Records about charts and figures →
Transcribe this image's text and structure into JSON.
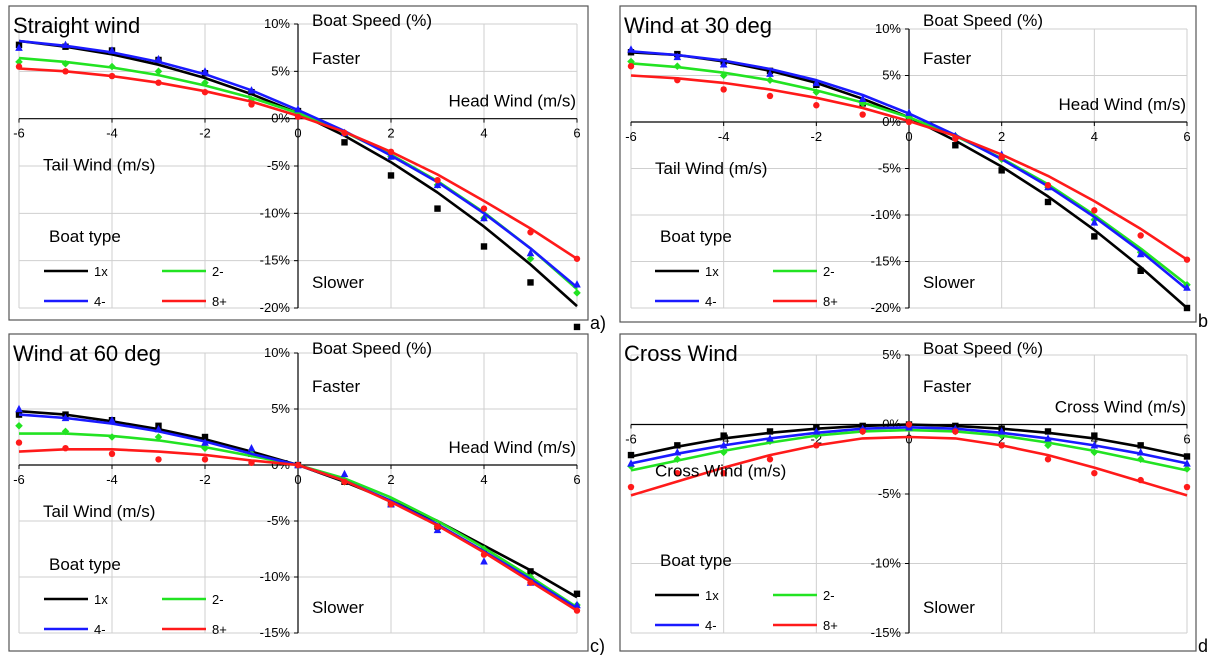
{
  "series_styles": [
    {
      "name": "1x",
      "color": "#000000",
      "marker": "square"
    },
    {
      "name": "2-",
      "color": "#22e322",
      "marker": "diamond"
    },
    {
      "name": "4-",
      "color": "#1a1aff",
      "marker": "triangle"
    },
    {
      "name": "8+",
      "color": "#ff1a1a",
      "marker": "circle"
    }
  ],
  "chart_data": [
    {
      "type": "line",
      "title": "Straight wind",
      "panel_letter": "a)",
      "ylabel": "Boat Speed (%)",
      "faster_label": "Faster",
      "slower_label": "Slower",
      "right_xlabel": "Head Wind (m/s)",
      "left_xlabel": "Tail Wind (m/s)",
      "legend_title": "Boat type",
      "xlim": [
        -6,
        6
      ],
      "ylim": [
        -20,
        10
      ],
      "x_ticks": [
        -6,
        -4,
        -2,
        0,
        2,
        4,
        6
      ],
      "x_tick_labels": [
        "-6",
        "-4",
        "-2",
        "0",
        "2",
        "4",
        "6"
      ],
      "y_ticks": [
        10,
        5,
        0,
        -5,
        -10,
        -15,
        -20
      ],
      "y_tick_labels": [
        "10%",
        "5%",
        "0%",
        "-5%",
        "-10%",
        "-15%",
        "-20%"
      ],
      "x": [
        -6,
        -5,
        -4,
        -3,
        -2,
        -1,
        0,
        1,
        2,
        3,
        4,
        5,
        6
      ],
      "series": [
        {
          "name": "1x",
          "values": [
            8.2,
            7.6,
            6.8,
            5.7,
            4.3,
            2.6,
            0.6,
            -1.8,
            -4.6,
            -7.8,
            -11.4,
            -15.4,
            -19.8
          ],
          "points": [
            7.8,
            7.6,
            7.2,
            6.2,
            4.8,
            2.8,
            0.8,
            -2.5,
            -6.0,
            -9.5,
            -13.5,
            -17.3,
            -22.0
          ]
        },
        {
          "name": "2-",
          "values": [
            6.4,
            6.0,
            5.4,
            4.6,
            3.5,
            2.2,
            0.6,
            -1.4,
            -3.8,
            -6.6,
            -9.9,
            -13.7,
            -18.0
          ],
          "points": [
            6.0,
            5.8,
            5.5,
            5.0,
            3.8,
            2.0,
            0.5,
            -1.5,
            -4.0,
            -7.0,
            -10.5,
            -14.8,
            -18.4
          ]
        },
        {
          "name": "4-",
          "values": [
            8.2,
            7.7,
            7.0,
            6.0,
            4.7,
            3.0,
            0.9,
            -1.3,
            -3.9,
            -6.7,
            -10.0,
            -13.7,
            -17.8
          ],
          "points": [
            7.5,
            7.8,
            7.2,
            6.3,
            5.0,
            3.0,
            1.0,
            -1.5,
            -4.0,
            -7.0,
            -10.5,
            -14.2,
            -17.5
          ]
        },
        {
          "name": "8+",
          "values": [
            5.3,
            5.0,
            4.5,
            3.8,
            2.9,
            1.8,
            0.3,
            -1.4,
            -3.5,
            -5.9,
            -8.7,
            -11.6,
            -14.8
          ],
          "points": [
            5.5,
            5.0,
            4.5,
            3.8,
            2.8,
            1.5,
            0.2,
            -1.5,
            -3.5,
            -6.5,
            -9.5,
            -12.0,
            -14.8
          ]
        }
      ]
    },
    {
      "type": "line",
      "title": "Wind at 30 deg",
      "panel_letter": "b",
      "ylabel": "Boat Speed (%)",
      "faster_label": "Faster",
      "slower_label": "Slower",
      "right_xlabel": "Head Wind (m/s)",
      "left_xlabel": "Tail Wind (m/s)",
      "legend_title": "Boat type",
      "xlim": [
        -6,
        6
      ],
      "ylim": [
        -20,
        10
      ],
      "x_ticks": [
        -6,
        -4,
        -2,
        0,
        2,
        4,
        6
      ],
      "x_tick_labels": [
        "-6",
        "-4",
        "-2",
        "0",
        "2",
        "4",
        "6"
      ],
      "y_ticks": [
        10,
        5,
        0,
        -5,
        -10,
        -15,
        -20
      ],
      "y_tick_labels": [
        "10%",
        "5%",
        "0%",
        "-5%",
        "-10%",
        "-15%",
        "-20%"
      ],
      "x": [
        -6,
        -5,
        -4,
        -3,
        -2,
        -1,
        0,
        1,
        2,
        3,
        4,
        5,
        6
      ],
      "series": [
        {
          "name": "1x",
          "values": [
            7.5,
            7.2,
            6.5,
            5.5,
            4.2,
            2.5,
            0.5,
            -2.0,
            -4.8,
            -8.0,
            -11.6,
            -15.6,
            -20.0
          ],
          "points": [
            7.5,
            7.3,
            6.5,
            5.5,
            4.0,
            2.0,
            0.4,
            -2.5,
            -5.2,
            -8.6,
            -12.3,
            -16.0,
            -20.0
          ]
        },
        {
          "name": "2-",
          "values": [
            6.3,
            5.9,
            5.3,
            4.5,
            3.4,
            2.1,
            0.5,
            -1.5,
            -3.9,
            -6.7,
            -10.0,
            -13.6,
            -17.5
          ],
          "points": [
            6.5,
            6.0,
            5.0,
            4.5,
            3.2,
            2.0,
            0.5,
            -1.5,
            -4.0,
            -7.0,
            -10.5,
            -14.0,
            -17.5
          ]
        },
        {
          "name": "4-",
          "values": [
            7.6,
            7.2,
            6.6,
            5.7,
            4.5,
            2.9,
            0.9,
            -1.4,
            -4.0,
            -6.9,
            -10.2,
            -13.9,
            -18.0
          ],
          "points": [
            7.8,
            7.0,
            6.2,
            5.2,
            4.2,
            2.5,
            1.0,
            -1.5,
            -3.5,
            -7.0,
            -10.8,
            -14.2,
            -17.8
          ]
        },
        {
          "name": "8+",
          "values": [
            5.0,
            4.7,
            4.2,
            3.5,
            2.6,
            1.5,
            0.1,
            -1.5,
            -3.5,
            -5.8,
            -8.5,
            -11.5,
            -14.8
          ],
          "points": [
            6.0,
            4.5,
            3.5,
            2.8,
            1.8,
            0.8,
            0.0,
            -1.8,
            -3.8,
            -6.8,
            -9.5,
            -12.2,
            -14.8
          ]
        }
      ]
    },
    {
      "type": "line",
      "title": "Wind at 60 deg",
      "panel_letter": "c)",
      "ylabel": "Boat Speed (%)",
      "faster_label": "Faster",
      "slower_label": "Slower",
      "right_xlabel": "Head Wind (m/s)",
      "left_xlabel": "Tail Wind (m/s)",
      "legend_title": "Boat type",
      "xlim": [
        -6,
        6
      ],
      "ylim": [
        -15,
        10
      ],
      "x_ticks": [
        -6,
        -4,
        -2,
        0,
        2,
        4,
        6
      ],
      "x_tick_labels": [
        "-6",
        "-4",
        "-2",
        "0",
        "2",
        "4",
        "6"
      ],
      "y_ticks": [
        10,
        5,
        0,
        -5,
        -10,
        -15
      ],
      "y_tick_labels": [
        "10%",
        "5%",
        "0%",
        "-5%",
        "-10%",
        "-15%"
      ],
      "x": [
        -6,
        -5,
        -4,
        -3,
        -2,
        -1,
        0,
        1,
        2,
        3,
        4,
        5,
        6
      ],
      "series": [
        {
          "name": "1x",
          "values": [
            4.8,
            4.5,
            3.9,
            3.2,
            2.3,
            1.2,
            0.0,
            -1.5,
            -3.2,
            -5.0,
            -7.2,
            -9.4,
            -11.8
          ],
          "points": [
            4.5,
            4.5,
            4.0,
            3.5,
            2.5,
            1.0,
            0.0,
            -1.5,
            -3.5,
            -5.5,
            -7.5,
            -9.5,
            -11.5
          ]
        },
        {
          "name": "2-",
          "values": [
            2.8,
            2.8,
            2.6,
            2.2,
            1.6,
            0.8,
            0.0,
            -1.2,
            -2.9,
            -5.0,
            -7.4,
            -10.0,
            -12.7
          ],
          "points": [
            3.5,
            3.0,
            2.5,
            2.5,
            1.5,
            1.0,
            0.0,
            -1.5,
            -3.2,
            -5.5,
            -7.5,
            -10.0,
            -12.5
          ]
        },
        {
          "name": "4-",
          "values": [
            4.5,
            4.2,
            3.7,
            3.0,
            2.1,
            1.0,
            0.0,
            -1.4,
            -3.2,
            -5.3,
            -7.7,
            -10.2,
            -12.8
          ],
          "points": [
            5.0,
            4.2,
            4.0,
            3.2,
            2.0,
            1.5,
            0.0,
            -0.8,
            -3.5,
            -5.8,
            -8.6,
            -10.5,
            -12.5
          ]
        },
        {
          "name": "8+",
          "values": [
            1.2,
            1.4,
            1.4,
            1.2,
            0.9,
            0.4,
            0.0,
            -1.4,
            -3.3,
            -5.4,
            -7.8,
            -10.4,
            -13.0
          ],
          "points": [
            2.0,
            1.5,
            1.0,
            0.5,
            0.5,
            0.2,
            0.0,
            -1.5,
            -3.5,
            -5.5,
            -8.0,
            -10.5,
            -13.0
          ]
        }
      ]
    },
    {
      "type": "line",
      "title": "Cross Wind",
      "panel_letter": "d",
      "ylabel": "Boat Speed (%)",
      "faster_label": "Faster",
      "slower_label": "Slower",
      "right_xlabel": "Cross Wind (m/s)",
      "left_xlabel": "Cross Wind (m/s)",
      "legend_title": "Boat type",
      "xlim": [
        -6,
        6
      ],
      "ylim": [
        -15,
        5
      ],
      "x_ticks": [
        -6,
        -4,
        -2,
        0,
        2,
        4,
        6
      ],
      "x_tick_labels": [
        "-6",
        "-4",
        "-2",
        "0",
        "2",
        "4",
        "6"
      ],
      "y_ticks": [
        5,
        0,
        -5,
        -10,
        -15
      ],
      "y_tick_labels": [
        "5%",
        "0%",
        "-5%",
        "-10%",
        "-15%"
      ],
      "x": [
        -6,
        -5,
        -4,
        -3,
        -2,
        -1,
        0,
        1,
        2,
        3,
        4,
        5,
        6
      ],
      "series": [
        {
          "name": "1x",
          "values": [
            -2.3,
            -1.6,
            -1.0,
            -0.6,
            -0.3,
            -0.1,
            0.0,
            -0.1,
            -0.3,
            -0.6,
            -1.0,
            -1.6,
            -2.3
          ],
          "points": [
            -2.2,
            -1.5,
            -0.8,
            -0.5,
            -0.2,
            -0.1,
            0.0,
            -0.1,
            -0.3,
            -0.5,
            -0.8,
            -1.5,
            -2.3
          ]
        },
        {
          "name": "2-",
          "values": [
            -3.3,
            -2.6,
            -1.9,
            -1.3,
            -0.8,
            -0.5,
            -0.4,
            -0.5,
            -0.8,
            -1.3,
            -1.9,
            -2.6,
            -3.3
          ],
          "points": [
            -3.0,
            -2.5,
            -2.0,
            -1.2,
            -0.8,
            -0.5,
            -0.3,
            -0.5,
            -0.8,
            -1.5,
            -2.0,
            -2.5,
            -3.2
          ]
        },
        {
          "name": "4-",
          "values": [
            -2.8,
            -2.1,
            -1.5,
            -1.0,
            -0.6,
            -0.3,
            -0.2,
            -0.3,
            -0.6,
            -1.0,
            -1.5,
            -2.1,
            -2.8
          ],
          "points": [
            -2.8,
            -2.0,
            -1.5,
            -1.0,
            -0.5,
            -0.3,
            -0.2,
            -0.3,
            -0.5,
            -1.0,
            -1.5,
            -2.0,
            -2.8
          ]
        },
        {
          "name": "8+",
          "values": [
            -5.1,
            -4.1,
            -3.1,
            -2.2,
            -1.5,
            -1.0,
            -0.9,
            -1.0,
            -1.5,
            -2.2,
            -3.1,
            -4.1,
            -5.1
          ],
          "points": [
            -4.5,
            -3.5,
            -3.5,
            -2.5,
            -1.5,
            -0.5,
            0.0,
            -0.5,
            -1.5,
            -2.5,
            -3.5,
            -4.0,
            -4.5
          ]
        }
      ]
    }
  ]
}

WHAT THIS TASK INVOLVES → From the data above, count the lines where "color" occurs and give that figure and nothing else.

ANSWER FOR THE TASK → 4